(Stored items)
----

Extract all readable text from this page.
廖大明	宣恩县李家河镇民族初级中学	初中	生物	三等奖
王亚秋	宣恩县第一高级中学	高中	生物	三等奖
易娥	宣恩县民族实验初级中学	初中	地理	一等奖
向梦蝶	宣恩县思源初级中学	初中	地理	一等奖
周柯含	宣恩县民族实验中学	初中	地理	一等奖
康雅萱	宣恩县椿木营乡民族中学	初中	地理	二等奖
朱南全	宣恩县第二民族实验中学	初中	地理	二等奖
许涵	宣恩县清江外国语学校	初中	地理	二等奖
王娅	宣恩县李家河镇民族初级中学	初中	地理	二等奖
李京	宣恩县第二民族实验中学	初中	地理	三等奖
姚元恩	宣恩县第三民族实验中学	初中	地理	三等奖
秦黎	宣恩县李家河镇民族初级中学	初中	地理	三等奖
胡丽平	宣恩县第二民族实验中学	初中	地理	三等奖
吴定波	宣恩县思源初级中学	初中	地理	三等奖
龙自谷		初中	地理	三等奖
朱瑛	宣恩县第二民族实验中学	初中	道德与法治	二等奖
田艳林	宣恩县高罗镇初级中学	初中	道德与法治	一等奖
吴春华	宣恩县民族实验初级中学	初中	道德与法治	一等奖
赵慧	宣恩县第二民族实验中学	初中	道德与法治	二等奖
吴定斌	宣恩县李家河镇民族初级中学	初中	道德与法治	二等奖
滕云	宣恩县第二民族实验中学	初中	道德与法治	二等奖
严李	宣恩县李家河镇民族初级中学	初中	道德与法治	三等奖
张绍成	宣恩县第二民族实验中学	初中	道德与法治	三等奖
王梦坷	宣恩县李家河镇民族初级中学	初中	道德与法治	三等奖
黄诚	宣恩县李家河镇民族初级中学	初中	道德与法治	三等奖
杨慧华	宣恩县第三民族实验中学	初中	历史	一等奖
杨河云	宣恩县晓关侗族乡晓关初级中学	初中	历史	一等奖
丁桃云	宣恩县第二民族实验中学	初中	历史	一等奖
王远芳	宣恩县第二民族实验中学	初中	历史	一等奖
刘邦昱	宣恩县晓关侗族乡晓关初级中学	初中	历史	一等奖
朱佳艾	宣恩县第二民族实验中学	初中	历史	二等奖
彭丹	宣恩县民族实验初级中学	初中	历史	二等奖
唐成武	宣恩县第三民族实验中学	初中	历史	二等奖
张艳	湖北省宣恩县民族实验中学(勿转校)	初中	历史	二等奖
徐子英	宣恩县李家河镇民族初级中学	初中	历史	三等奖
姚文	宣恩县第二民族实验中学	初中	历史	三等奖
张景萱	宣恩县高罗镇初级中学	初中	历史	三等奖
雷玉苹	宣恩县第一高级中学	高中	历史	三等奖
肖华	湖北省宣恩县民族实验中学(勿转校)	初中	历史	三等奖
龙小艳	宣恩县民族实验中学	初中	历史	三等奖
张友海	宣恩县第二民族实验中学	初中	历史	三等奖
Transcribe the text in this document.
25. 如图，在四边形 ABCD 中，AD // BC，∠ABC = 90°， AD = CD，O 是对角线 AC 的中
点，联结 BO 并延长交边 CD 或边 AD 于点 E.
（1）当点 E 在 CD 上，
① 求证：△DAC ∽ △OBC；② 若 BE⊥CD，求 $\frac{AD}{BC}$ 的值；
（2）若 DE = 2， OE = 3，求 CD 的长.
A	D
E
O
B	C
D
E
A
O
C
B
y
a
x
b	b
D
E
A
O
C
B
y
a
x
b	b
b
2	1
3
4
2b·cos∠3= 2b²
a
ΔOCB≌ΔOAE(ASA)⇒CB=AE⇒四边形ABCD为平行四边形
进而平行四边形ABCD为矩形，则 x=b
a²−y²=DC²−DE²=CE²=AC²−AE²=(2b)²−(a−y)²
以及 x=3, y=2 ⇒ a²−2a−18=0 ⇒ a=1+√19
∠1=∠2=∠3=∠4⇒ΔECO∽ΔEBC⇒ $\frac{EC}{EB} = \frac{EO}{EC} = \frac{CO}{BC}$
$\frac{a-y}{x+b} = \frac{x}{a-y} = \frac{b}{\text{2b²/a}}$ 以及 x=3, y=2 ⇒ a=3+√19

----

▶ _To do_: The listing above must be transcribed exactly, line by line.

▶ _Worked solution_:
Extract all readable text from this page.
廖大明	宣恩县李家河镇民族初级中学	初中	生物	三等奖
王亚秋	宣恩县第一高级中学	高中	生物	三等奖
易娥	宣恩县民族实验初级中学	初中	地理	一等奖
向梦蝶	宣恩县思源初级中学	初中	地理	一等奖
周柯含	宣恩县民族实验中学	初中	地理	一等奖
康雅萱	宣恩县椿木营乡民族中学	初中	地理	二等奖
朱南全	宣恩县第二民族实验中学	初中	地理	二等奖
许涵	宣恩县清江外国语学校	初中	地理	二等奖
王娅	宣恩县李家河镇民族初级中学	初中	地理	二等奖
李京	宣恩县第二民族实验中学	初中	地理	三等奖
姚元恩	宣恩县第三民族实验中学	初中	地理	三等奖
秦黎	宣恩县李家河镇民族初级中学	初中	地理	三等奖
胡丽平	宣恩县第二民族实验中学	初中	地理	三等奖
吴定波	宣恩县思源初级中学	初中	地理	三等奖
龙自谷		初中	地理	三等奖
朱瑛	宣恩县第二民族实验中学	初中	道德与法治	二等奖
田艳林	宣恩县高罗镇初级中学	初中	道德与法治	一等奖
吴春华	宣恩县民族实验初级中学	初中	道德与法治	一等奖
赵慧	宣恩县第二民族实验中学	初中	道德与法治	二等奖
吴定斌	宣恩县李家河镇民族初级中学	初中	道德与法治	二等奖
滕云	宣恩县第二民族实验中学	初中	道德与法治	二等奖
严李	宣恩县李家河镇民族初级中学	初中	道德与法治	三等奖
张绍成	宣恩县第二民族实验中学	初中	道德与法治	三等奖
王梦坷	宣恩县李家河镇民族初级中学	初中	道德与法治	三等奖
黄诚	宣恩县李家河镇民族初级中学	初中	道德与法治	三等奖
杨慧华	宣恩县第三民族实验中学	初中	历史	一等奖
杨河云	宣恩县晓关侗族乡晓关初级中学	初中	历史	一等奖
丁桃云	宣恩县第二民族实验中学	初中	历史	一等奖
王远芳	宣恩县第二民族实验中学	初中	历史	一等奖
刘邦昱	宣恩县晓关侗族乡晓关初级中学	初中	历史	一等奖
朱佳艾	宣恩县第二民族实验中学	初中	历史	二等奖
彭丹	宣恩县民族实验初级中学	初中	历史	二等奖
唐成武	宣恩县第三民族实验中学	初中	历史	二等奖
张艳	湖北省宣恩县民族实验中学(勿转校)	初中	历史	二等奖
徐子英	宣恩县李家河镇民族初级中学	初中	历史	三等奖
姚文	宣恩县第二民族实验中学	初中	历史	三等奖
张景萱	宣恩县高罗镇初级中学	初中	历史	三等奖
雷玉苹	宣恩县第一高级中学	高中	历史	三等奖
肖华	湖北省宣恩县民族实验中学(勿转校)	初中	历史	三等奖
龙小艳	宣恩县民族实验中学	初中	历史	三等奖
张友海	宣恩县第二民族实验中学	初中	历史	三等奖
Transcribe the text in this document.
25. 如图，在四边形 ABCD 中，AD // BC，∠ABC = 90°， AD = CD，O 是对角线 AC 的中
点，联结 BO 并延长交边 CD 或边 AD 于点 E.
（1）当点 E 在 CD 上，
① 求证：△DAC ∽ △OBC；② 若 BE⊥CD，求 $\frac{AD}{BC}$ 的值；
（2）若 DE = 2， OE = 3，求 CD 的长.
A	D
E
O
B	C
D
E
A
O
C
B
y
a
x
b	b
D
E
A
O
C
B
y
a
x
b	b
b
2	1
3
4
2b·cos∠3= 2b²
a
ΔOCB≌ΔOAE(ASA)⇒CB=AE⇒四边形ABCD为平行四边形
进而平行四边形ABCD为矩形，则 x=b
a²−y²=DC²−DE²=CE²=AC²−AE²=(2b)²−(a−y)²
以及 x=3, y=2 ⇒ a²−2a−18=0 ⇒ a=1+√19
∠1=∠2=∠3=∠4⇒ΔECO∽ΔEBC⇒ $\frac{EC}{EB} = \frac{EO}{EC} = \frac{CO}{BC}$
$\frac{a-y}{x+b} = \frac{x}{a-y} = \frac{b}{\text{2b²/a}}$ 以及 x=3, y=2 ⇒ a=3+√19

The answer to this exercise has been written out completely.